What is being asked:
Extract the full set of records that follows, word for word.
━━━
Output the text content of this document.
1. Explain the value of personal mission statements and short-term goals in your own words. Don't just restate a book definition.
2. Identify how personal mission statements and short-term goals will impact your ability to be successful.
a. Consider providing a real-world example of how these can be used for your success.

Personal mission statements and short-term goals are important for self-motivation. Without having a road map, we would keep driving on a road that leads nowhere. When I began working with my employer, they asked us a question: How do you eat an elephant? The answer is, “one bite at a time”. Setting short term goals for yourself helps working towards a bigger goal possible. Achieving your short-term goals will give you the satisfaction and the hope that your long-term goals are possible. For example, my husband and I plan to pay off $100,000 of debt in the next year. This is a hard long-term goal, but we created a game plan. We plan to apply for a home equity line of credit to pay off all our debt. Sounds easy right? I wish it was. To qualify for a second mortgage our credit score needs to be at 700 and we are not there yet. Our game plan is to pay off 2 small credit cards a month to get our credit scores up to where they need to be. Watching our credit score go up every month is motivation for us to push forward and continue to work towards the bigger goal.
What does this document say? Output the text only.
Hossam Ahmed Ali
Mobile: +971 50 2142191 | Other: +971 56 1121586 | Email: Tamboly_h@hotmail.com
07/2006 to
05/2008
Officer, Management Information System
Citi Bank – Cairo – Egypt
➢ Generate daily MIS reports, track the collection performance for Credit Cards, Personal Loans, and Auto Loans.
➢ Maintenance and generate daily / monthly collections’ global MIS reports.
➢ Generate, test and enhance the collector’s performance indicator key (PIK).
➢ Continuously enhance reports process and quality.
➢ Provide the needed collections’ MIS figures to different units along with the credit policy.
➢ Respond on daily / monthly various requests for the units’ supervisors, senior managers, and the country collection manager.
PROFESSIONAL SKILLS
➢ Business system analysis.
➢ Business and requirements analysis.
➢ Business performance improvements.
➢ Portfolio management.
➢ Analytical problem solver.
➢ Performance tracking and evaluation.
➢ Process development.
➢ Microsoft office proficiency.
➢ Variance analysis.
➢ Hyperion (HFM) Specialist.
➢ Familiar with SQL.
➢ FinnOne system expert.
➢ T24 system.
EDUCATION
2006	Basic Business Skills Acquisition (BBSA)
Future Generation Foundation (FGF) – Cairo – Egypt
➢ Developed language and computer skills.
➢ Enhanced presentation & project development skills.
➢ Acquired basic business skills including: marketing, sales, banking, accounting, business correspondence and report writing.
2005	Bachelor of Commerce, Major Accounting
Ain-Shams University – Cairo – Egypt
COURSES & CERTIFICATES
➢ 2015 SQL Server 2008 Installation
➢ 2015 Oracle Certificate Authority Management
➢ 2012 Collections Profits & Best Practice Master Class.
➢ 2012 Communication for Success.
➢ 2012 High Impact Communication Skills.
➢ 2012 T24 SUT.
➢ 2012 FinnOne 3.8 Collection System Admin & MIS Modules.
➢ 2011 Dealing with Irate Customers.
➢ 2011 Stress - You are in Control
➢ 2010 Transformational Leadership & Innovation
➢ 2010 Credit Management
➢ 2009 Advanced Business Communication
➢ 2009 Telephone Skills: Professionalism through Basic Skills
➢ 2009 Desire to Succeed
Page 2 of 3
━━━
Answer for this exercise:
Output the text content of this document.
1. Explain the value of personal mission statements and short-term goals in your own words. Don't just restate a book definition.
2. Identify how personal mission statements and short-term goals will impact your ability to be successful.
a. Consider providing a real-world example of how these can be used for your success.

Personal mission statements and short-term goals are important for self-motivation. Without having a road map, we would keep driving on a road that leads nowhere. When I began working with my employer, they asked us a question: How do you eat an elephant? The answer is, “one bite at a time”. Setting short term goals for yourself helps working towards a bigger goal possible. Achieving your short-term goals will give you the satisfaction and the hope that your long-term goals are possible. For example, my husband and I plan to pay off $100,000 of debt in the next year. This is a hard long-term goal, but we created a game plan. We plan to apply for a home equity line of credit to pay off all our debt. Sounds easy right? I wish it was. To qualify for a second mortgage our credit score needs to be at 700 and we are not there yet. Our game plan is to pay off 2 small credit cards a month to get our credit scores up to where they need to be. Watching our credit score go up every month is motivation for us to push forward and continue to work towards the bigger goal.
What does this document say? Output the text only.
Hossam Ahmed Ali
Mobile: +971 50 2142191 | Other: +971 56 1121586 | Email: Tamboly_h@hotmail.com
07/2006 to
05/2008
Officer, Management Information System
Citi Bank – Cairo – Egypt
➢ Generate daily MIS reports, track the collection performance for Credit Cards, Personal Loans, and Auto Loans.
➢ Maintenance and generate daily / monthly collections’ global MIS reports.
➢ Generate, test and enhance the collector’s performance indicator key (PIK).
➢ Continuously enhance reports process and quality.
➢ Provide the needed collections’ MIS figures to different units along with the credit policy.
➢ Respond on daily / monthly various requests for the units’ supervisors, senior managers, and the country collection manager.
PROFESSIONAL SKILLS
➢ Business system analysis.
➢ Business and requirements analysis.
➢ Business performance improvements.
➢ Portfolio management.
➢ Analytical problem solver.
➢ Performance tracking and evaluation.
➢ Process development.
➢ Microsoft office proficiency.
➢ Variance analysis.
➢ Hyperion (HFM) Specialist.
➢ Familiar with SQL.
➢ FinnOne system expert.
➢ T24 system.
EDUCATION
2006	Basic Business Skills Acquisition (BBSA)
Future Generation Foundation (FGF) – Cairo – Egypt
➢ Developed language and computer skills.
➢ Enhanced presentation & project development skills.
➢ Acquired basic business skills including: marketing, sales, banking, accounting, business correspondence and report writing.
2005	Bachelor of Commerce, Major Accounting
Ain-Shams University – Cairo – Egypt
COURSES & CERTIFICATES
➢ 2015 SQL Server 2008 Installation
➢ 2015 Oracle Certificate Authority Management
➢ 2012 Collections Profits & Best Practice Master Class.
➢ 2012 Communication for Success.
➢ 2012 High Impact Communication Skills.
➢ 2012 T24 SUT.
➢ 2012 FinnOne 3.8 Collection System Admin & MIS Modules.
➢ 2011 Dealing with Irate Customers.
➢ 2011 Stress - You are in Control
➢ 2010 Transformational Leadership & Innovation
➢ 2010 Credit Management
➢ 2009 Advanced Business Communication
➢ 2009 Telephone Skills: Professionalism through Basic Skills
➢ 2009 Desire to Succeed
Page 2 of 3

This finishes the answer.